What is asked: Gather each line of the records where "Χαρακτηριστικά" appears.

— START OF Data to use —

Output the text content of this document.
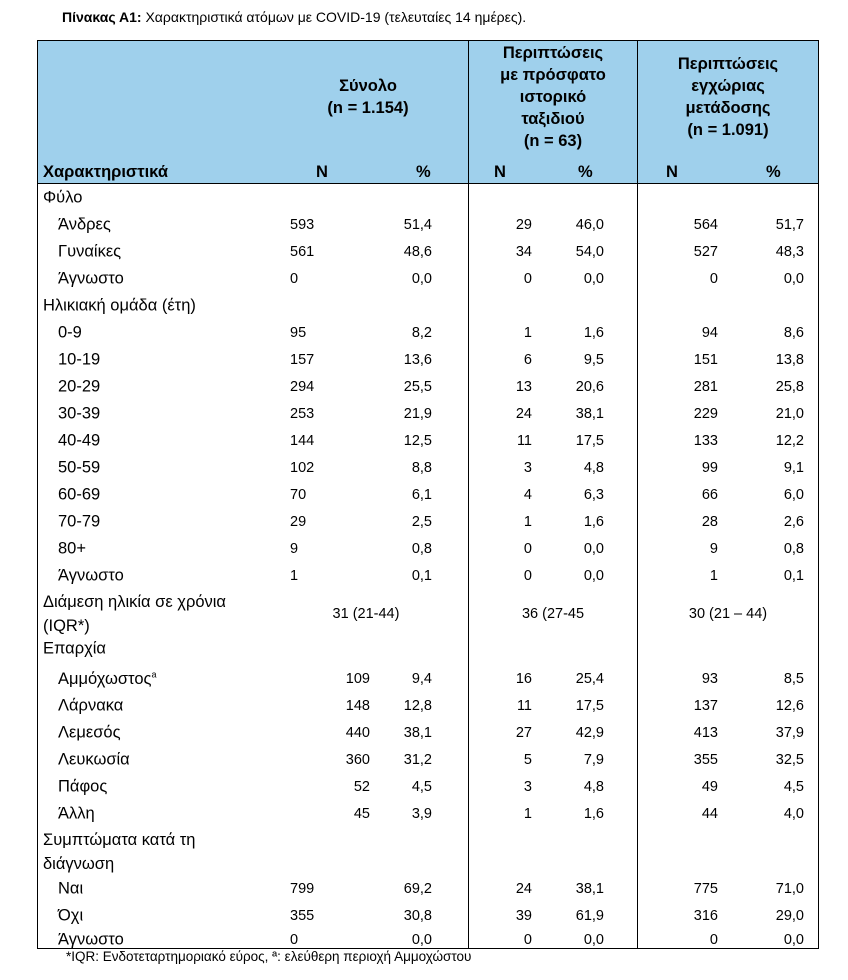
Πίνακας Α1: Χαρακτηριστικά ατόμων με COVID-19 (τελευταίες 14 ημέρες).
Σύνολο
(n = 1.154)
Περιπτώσεις
με πρόσφατο
ιστορικό
ταξιδιού
(n = 63)
Περιπτώσεις
εγχώριας
μετάδοσης
(n = 1.091)
Χαρακτηριστικά	N	%	N	%	N	%
Φύλο
Άνδρες	593	51,4	29	46,0	564	51,7
Γυναίκες	561	48,6	34	54,0	527	48,3
Άγνωστο	0	0,0	0	0,0	0	0,0
Ηλικιακή ομάδα (έτη)
0-9	95	8,2	1	1,6	94	8,6
10-19	157	13,6	6	9,5	151	13,8
20-29	294	25,5	13	20,6	281	25,8
30-39	253	21,9	24	38,1	229	21,0
40-49	144	12,5	11	17,5	133	12,2
50-59	102	8,8	3	4,8	99	9,1
60-69	70	6,1	4	6,3	66	6,0
70-79	29	2,5	1	1,6	28	2,6
80+	9	0,8	0	0,0	9	0,8
Άγνωστο	1	0,1	0	0,0	1	0,1
Διάμεση ηλικία σε χρόνια (IQR*)
31 (21-44)	36 (27-45	30 (21 – 44)
Επαρχία
Αμμόχωστος$^a$	109	9,4	16	25,4	93	8,5
Λάρνακα	148	12,8	11	17,5	137	12,6
Λεμεσός	440	38,1	27	42,9	413	37,9
Λευκωσία	360	31,2	5	7,9	355	32,5
Πάφος	52	4,5	3	4,8	49	4,5
Άλλη	45	3,9	1	1,6	44	4,0
Συμπτώματα κατά τη διάγνωση
Ναι	799	69,2	24	38,1	775	71,0
Όχι	355	30,8	39	61,9	316	29,0
Άγνωστο	0	0,0	0	0,0	0	0,0
*IQR: Ενδοτεταρτημοριακό εύρος, ª: ελεύθερη περιοχή Αμμοχώστου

— END OF Data to use —

Solution to the exercise:
Πίνακας Α1: Χαρακτηριστικά ατόμων με COVID-19 (τελευταίες 14 ημέρες).
Χαρακτηριστικά	N	%	N	%	N	%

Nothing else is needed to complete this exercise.